(Records excerpted from a collection)
** Start **
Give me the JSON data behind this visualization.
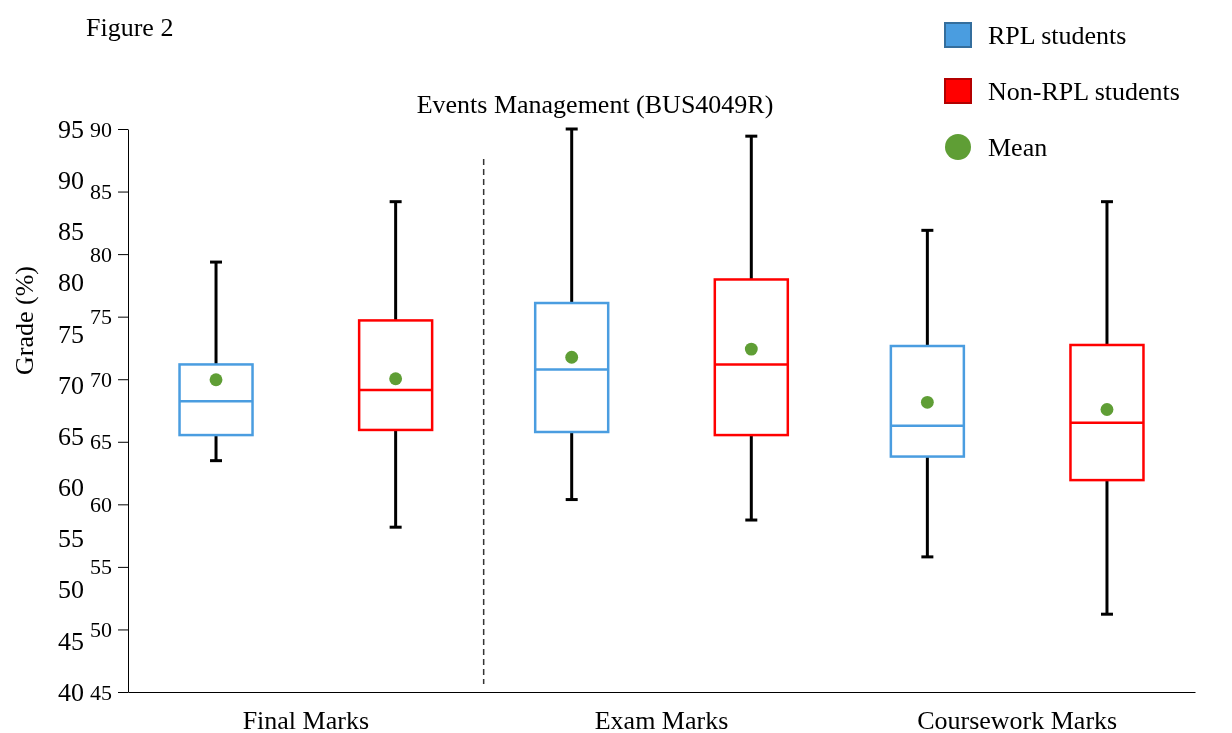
{
  "chart_data": {
    "type": "box",
    "title": "Events Management (BUS4049R)",
    "ylabel": "Grade (%)",
    "annotations": [
      "Figure 2"
    ],
    "categories": [
      "Final Marks",
      "Exam Marks",
      "Coursework Marks"
    ],
    "ylim": [
      40,
      95
    ],
    "yticks": [
      40,
      45,
      50,
      55,
      60,
      65,
      70,
      75,
      80,
      85,
      90,
      95
    ],
    "y2lim": [
      45,
      90
    ],
    "y2ticks": [
      45,
      50,
      55,
      60,
      65,
      70,
      75,
      80,
      85,
      90
    ],
    "legend": "top right",
    "grid": false,
    "series": [
      {
        "name": "RPL students",
        "color": "#4a9de0",
        "boxes": [
          {
            "low": 62.6,
            "q1": 65.1,
            "median": 68.4,
            "q3": 72.0,
            "high": 82.0
          },
          {
            "low": 58.8,
            "q1": 65.4,
            "median": 71.5,
            "q3": 78.0,
            "high": 95.0
          },
          {
            "low": 53.2,
            "q1": 63.0,
            "median": 66.0,
            "q3": 73.8,
            "high": 85.1
          }
        ]
      },
      {
        "name": "Non-RPL students",
        "color": "#ff0000",
        "boxes": [
          {
            "low": 56.1,
            "q1": 65.6,
            "median": 69.5,
            "q3": 76.3,
            "high": 87.9
          },
          {
            "low": 56.8,
            "q1": 65.1,
            "median": 72.0,
            "q3": 80.3,
            "high": 94.3
          },
          {
            "low": 47.6,
            "q1": 60.7,
            "median": 66.3,
            "q3": 73.9,
            "high": 87.9
          }
        ]
      },
      {
        "name": "Mean",
        "type": "scatter",
        "color": "#5f9e35",
        "marker": "circle",
        "x": [
          "Final Marks",
          "Final Marks",
          "Exam Marks",
          "Exam Marks",
          "Coursework Marks",
          "Coursework Marks"
        ],
        "values": [
          70.5,
          70.6,
          72.7,
          73.5,
          68.3,
          67.6
        ]
      }
    ]
  }
}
** End **
STATED EXERCISE -
Copy out the listing exactly as it stands, but not the pictures.

FINAL RESULT -
Give me the JSON data behind this visualization.
{
  "chart_data": {
    "type": "box",
    "title": "Events Management (BUS4049R)",
    "ylabel": "Grade (%)",
    "annotations": [
      "Figure 2"
    ],
    "categories": [
      "Final Marks",
      "Exam Marks",
      "Coursework Marks"
    ],
    "ylim": [
      40,
      95
    ],
    "yticks": [
      40,
      45,
      50,
      55,
      60,
      65,
      70,
      75,
      80,
      85,
      90,
      95
    ],
    "y2lim": [
      45,
      90
    ],
    "y2ticks": [
      45,
      50,
      55,
      60,
      65,
      70,
      75,
      80,
      85,
      90
    ],
    "legend": "top right",
    "grid": false,
    "series": [
      {
        "name": "RPL students",
        "color": "#4a9de0",
        "boxes": [
          {
            "low": 62.6,
            "q1": 65.1,
            "median": 68.4,
            "q3": 72.0,
            "high": 82.0
          },
          {
            "low": 58.8,
            "q1": 65.4,
            "median": 71.5,
            "q3": 78.0,
            "high": 95.0
          },
          {
            "low": 53.2,
            "q1": 63.0,
            "median": 66.0,
            "q3": 73.8,
            "high": 85.1
          }
        ]
      },
      {
        "name": "Non-RPL students",
        "color": "#ff0000",
        "boxes": [
          {
            "low": 56.1,
            "q1": 65.6,
            "median": 69.5,
            "q3": 76.3,
            "high": 87.9
          },
          {
            "low": 56.8,
            "q1": 65.1,
            "median": 72.0,
            "q3": 80.3,
            "high": 94.3
          },
          {
            "low": 47.6,
            "q1": 60.7,
            "median": 66.3,
            "q3": 73.9,
            "high": 87.9
          }
        ]
      },
      {
        "name": "Mean",
        "type": "scatter",
        "color": "#5f9e35",
        "marker": "circle",
        "x": [
          "Final Marks",
          "Final Marks",
          "Exam Marks",
          "Exam Marks",
          "Coursework Marks",
          "Coursework Marks"
        ],
        "values": [
          70.5,
          70.6,
          72.7,
          73.5,
          68.3,
          67.6
        ]
      }
    ]
  }
}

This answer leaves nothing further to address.